Copy word for word the part of the kidney stone text that begins with the words containing "Diet; According Evan" and ends with "daily calcium consumption.".

TEXT: Begin

Renal Calculi Visible on X-ray
Renal stones develop as a result of the concentration of a given substance in urine, and an X-ray can be used to investigate the types of renal stones. According to Grases, et al. (2011, p.409), calcium stones are the kinds of stones visible in this X-ray because calcium stones are radio-opaque thus seen as whitish patches when viewed under a microscope. The type of mineral deposits in these stones is mainly Calcium Phosphate and Calcium Oxalate (Porowski, et al., 2013, p.1079).
Clinical Signs and Symptoms
Change in smell and Color of Urine. the smell of urine often changes during urolithiasis. The natural smell of urine changes to a metallic, mineral smell (Porowski, et al., 2013, p.1079). The difference in smell is attributed to the additional dissolved substances in urine which are not there in normal conditions. Urine color change accompanies the change in smell as a result of the concentration of the urine.
Fever and Chills. Fever and chills also develop in association with renal calculi.
Nausea and vomiting. Nausea and vomiting are also non-specific symptoms which occur in the presence of renal calculi (Porowski, et al., 2013, p.1079).
Causes of Renal Stones
Hereditary. There is a genetic predisposition to formation of renal stones by some patients. Because the majority of kidney stones are formed by calcium, hereditary predisposition to abnormally high levels of calcium puts one at risk of developing renal stones since the kidney is unable to excrete all the calcium (Evan, 2010, p.832).
Diet; According Evan (2010, p.832), diet of an individual is also a significant predisposition to the development of renal calculi. As seen in this case, the patient has been drinking bore water for a long time, and this might have increased his daily calcium consumption.
Medications. Renal calculi can also develop in the setting of increased calcium ions levels in the body as a result of medicines (Evan, 2010, p. 838). Excess calcium containing drugs such as antacids predisposes one to the development of renal calculi. Vitamin A, Vitamin D and parathyroid hormone-containing medications are also associated with increased levels of calcium in the body (Evan, 2010, p. 838).
Diseases. There are some conditions associated with chronic kidney failure and thus associated with the development of kidney stones. Renal Tubular Acidosis and Cystic fibrosis are some of the conditions which might result in renal calculi (Evan, 2010, p. 838).

TEXT: End
DATASET EXCERPTS: Begin

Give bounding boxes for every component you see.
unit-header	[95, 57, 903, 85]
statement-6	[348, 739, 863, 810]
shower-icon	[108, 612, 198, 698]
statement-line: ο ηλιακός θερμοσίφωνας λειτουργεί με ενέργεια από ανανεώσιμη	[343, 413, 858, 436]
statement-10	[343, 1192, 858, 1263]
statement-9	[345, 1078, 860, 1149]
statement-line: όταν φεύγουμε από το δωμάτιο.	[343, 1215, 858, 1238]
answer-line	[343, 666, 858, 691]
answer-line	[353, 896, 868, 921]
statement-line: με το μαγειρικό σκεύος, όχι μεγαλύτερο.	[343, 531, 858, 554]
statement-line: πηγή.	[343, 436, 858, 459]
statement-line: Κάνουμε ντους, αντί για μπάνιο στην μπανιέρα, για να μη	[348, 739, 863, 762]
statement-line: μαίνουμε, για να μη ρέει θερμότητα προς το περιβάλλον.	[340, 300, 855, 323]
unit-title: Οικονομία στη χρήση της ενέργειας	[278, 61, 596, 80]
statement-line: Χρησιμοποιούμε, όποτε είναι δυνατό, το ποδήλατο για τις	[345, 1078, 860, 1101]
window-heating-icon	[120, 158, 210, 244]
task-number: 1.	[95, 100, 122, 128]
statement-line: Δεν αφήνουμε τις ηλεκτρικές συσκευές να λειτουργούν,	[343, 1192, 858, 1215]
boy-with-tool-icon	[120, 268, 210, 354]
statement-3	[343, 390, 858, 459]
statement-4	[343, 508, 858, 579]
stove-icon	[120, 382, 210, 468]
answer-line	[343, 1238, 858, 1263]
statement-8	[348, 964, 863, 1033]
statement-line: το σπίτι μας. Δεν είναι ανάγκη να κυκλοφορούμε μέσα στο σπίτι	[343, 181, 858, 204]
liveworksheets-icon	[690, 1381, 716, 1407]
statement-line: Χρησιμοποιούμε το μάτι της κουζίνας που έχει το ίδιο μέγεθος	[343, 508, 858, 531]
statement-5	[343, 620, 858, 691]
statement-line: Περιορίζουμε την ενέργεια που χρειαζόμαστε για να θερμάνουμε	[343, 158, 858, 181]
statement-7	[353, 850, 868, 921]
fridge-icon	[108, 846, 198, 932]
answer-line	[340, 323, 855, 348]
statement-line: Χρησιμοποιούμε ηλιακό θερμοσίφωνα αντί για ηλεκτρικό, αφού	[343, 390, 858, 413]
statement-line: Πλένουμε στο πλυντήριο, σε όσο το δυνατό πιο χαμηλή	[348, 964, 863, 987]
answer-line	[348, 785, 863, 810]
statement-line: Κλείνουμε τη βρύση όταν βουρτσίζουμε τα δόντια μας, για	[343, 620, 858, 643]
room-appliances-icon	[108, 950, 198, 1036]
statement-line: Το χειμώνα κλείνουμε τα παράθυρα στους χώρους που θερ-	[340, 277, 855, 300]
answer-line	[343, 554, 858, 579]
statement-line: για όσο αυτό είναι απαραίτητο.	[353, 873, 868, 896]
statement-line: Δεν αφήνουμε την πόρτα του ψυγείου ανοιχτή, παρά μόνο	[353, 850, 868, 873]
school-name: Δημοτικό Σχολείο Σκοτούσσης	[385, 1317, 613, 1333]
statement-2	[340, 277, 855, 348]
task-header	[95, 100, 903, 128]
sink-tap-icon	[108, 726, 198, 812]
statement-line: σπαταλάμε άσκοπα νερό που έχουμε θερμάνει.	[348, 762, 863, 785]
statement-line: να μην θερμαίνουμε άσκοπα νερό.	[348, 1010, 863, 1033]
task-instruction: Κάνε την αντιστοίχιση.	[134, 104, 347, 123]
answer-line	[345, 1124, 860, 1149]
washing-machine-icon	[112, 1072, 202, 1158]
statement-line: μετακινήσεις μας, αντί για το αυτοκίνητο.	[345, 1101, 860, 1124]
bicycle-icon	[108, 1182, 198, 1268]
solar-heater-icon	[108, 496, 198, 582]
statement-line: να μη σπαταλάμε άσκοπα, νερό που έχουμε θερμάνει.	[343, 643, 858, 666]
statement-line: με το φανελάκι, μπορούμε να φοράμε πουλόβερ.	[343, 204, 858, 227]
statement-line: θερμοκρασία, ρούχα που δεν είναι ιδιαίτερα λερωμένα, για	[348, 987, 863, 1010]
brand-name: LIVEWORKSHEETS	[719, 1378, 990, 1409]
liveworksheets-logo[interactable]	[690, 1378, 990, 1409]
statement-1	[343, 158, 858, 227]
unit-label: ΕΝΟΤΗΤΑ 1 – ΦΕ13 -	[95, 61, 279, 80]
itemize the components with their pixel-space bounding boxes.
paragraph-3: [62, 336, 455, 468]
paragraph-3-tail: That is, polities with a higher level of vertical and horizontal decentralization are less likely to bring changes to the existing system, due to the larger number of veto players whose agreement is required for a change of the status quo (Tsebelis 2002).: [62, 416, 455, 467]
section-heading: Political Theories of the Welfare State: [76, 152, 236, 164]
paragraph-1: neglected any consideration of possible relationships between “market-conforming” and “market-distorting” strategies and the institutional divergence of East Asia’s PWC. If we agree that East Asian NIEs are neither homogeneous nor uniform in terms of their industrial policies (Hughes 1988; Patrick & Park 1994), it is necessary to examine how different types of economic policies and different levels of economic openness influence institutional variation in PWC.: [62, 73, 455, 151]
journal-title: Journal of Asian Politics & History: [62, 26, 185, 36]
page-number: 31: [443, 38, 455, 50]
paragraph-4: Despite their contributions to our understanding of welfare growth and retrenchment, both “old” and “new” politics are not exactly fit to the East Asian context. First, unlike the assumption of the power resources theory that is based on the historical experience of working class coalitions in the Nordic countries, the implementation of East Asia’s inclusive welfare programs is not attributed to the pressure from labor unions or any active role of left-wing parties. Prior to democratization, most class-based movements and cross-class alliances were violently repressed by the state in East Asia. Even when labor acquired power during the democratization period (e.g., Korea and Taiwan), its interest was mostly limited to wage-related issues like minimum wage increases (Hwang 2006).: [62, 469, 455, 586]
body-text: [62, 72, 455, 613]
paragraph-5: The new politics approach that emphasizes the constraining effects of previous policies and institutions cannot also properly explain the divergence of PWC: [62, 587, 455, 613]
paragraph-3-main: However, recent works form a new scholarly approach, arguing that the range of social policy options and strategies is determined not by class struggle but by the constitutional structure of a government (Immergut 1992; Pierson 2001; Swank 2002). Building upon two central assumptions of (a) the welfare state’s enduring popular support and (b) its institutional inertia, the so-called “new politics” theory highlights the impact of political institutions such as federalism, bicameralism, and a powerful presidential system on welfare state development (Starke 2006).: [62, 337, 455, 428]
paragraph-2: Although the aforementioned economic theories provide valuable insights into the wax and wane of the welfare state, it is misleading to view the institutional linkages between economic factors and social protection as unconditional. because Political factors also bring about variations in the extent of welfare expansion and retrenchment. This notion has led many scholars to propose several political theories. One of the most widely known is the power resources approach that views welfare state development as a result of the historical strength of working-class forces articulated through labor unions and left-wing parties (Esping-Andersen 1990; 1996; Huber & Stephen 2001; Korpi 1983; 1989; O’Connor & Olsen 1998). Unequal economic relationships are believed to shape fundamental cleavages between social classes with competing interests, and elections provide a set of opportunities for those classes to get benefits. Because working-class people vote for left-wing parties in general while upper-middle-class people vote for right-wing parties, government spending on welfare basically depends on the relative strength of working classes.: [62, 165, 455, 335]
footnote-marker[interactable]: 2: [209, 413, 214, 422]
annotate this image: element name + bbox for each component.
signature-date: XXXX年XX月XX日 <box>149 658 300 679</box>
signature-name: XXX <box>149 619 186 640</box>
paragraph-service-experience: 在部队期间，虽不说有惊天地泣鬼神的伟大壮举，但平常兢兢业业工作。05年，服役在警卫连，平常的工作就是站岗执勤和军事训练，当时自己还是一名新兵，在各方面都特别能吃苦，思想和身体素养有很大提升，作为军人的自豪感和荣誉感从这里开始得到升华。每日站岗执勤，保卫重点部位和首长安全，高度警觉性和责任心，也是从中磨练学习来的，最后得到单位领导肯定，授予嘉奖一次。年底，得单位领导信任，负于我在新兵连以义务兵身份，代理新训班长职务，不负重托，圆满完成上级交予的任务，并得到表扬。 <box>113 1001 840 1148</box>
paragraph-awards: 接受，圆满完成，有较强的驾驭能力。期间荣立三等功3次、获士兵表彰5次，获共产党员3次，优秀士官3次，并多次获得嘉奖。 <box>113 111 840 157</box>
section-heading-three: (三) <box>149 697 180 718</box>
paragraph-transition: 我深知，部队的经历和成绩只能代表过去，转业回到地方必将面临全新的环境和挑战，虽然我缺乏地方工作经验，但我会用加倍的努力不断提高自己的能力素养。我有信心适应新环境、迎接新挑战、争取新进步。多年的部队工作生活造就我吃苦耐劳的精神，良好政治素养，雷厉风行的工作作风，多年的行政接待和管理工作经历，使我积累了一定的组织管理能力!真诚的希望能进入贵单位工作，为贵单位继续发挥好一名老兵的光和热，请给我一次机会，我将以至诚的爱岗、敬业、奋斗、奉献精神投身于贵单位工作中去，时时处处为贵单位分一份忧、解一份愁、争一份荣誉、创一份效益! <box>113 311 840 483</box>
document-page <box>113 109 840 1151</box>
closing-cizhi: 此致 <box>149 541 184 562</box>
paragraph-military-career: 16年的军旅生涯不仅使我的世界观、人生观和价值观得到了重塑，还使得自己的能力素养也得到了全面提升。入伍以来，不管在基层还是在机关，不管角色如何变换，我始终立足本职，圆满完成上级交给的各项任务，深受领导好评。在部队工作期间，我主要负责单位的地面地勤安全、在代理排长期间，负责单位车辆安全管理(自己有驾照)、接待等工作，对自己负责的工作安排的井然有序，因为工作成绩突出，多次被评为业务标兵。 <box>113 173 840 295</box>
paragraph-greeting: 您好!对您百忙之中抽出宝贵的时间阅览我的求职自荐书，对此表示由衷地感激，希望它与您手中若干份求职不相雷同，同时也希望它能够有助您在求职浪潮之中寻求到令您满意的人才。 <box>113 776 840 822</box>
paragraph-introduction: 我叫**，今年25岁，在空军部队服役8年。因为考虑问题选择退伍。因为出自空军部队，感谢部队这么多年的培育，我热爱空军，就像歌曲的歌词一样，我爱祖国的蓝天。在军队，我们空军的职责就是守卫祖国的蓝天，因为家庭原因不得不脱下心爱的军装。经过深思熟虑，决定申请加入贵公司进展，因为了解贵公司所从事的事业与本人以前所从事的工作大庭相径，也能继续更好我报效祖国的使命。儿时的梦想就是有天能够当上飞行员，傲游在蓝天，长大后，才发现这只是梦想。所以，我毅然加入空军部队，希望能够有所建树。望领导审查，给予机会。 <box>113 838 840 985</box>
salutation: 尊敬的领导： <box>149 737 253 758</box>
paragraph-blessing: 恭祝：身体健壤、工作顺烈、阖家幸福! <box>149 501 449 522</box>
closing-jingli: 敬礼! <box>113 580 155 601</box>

DATASET EXCERPTS: End

EXERCISE OUTPUT:
Diet; According Evan (2010, p.832), diet of an individual is also a significant predisposition to the development of renal calculi. As seen in this case, the patient has been drinking bore water for a long time, and this might have increased his daily calcium consumption.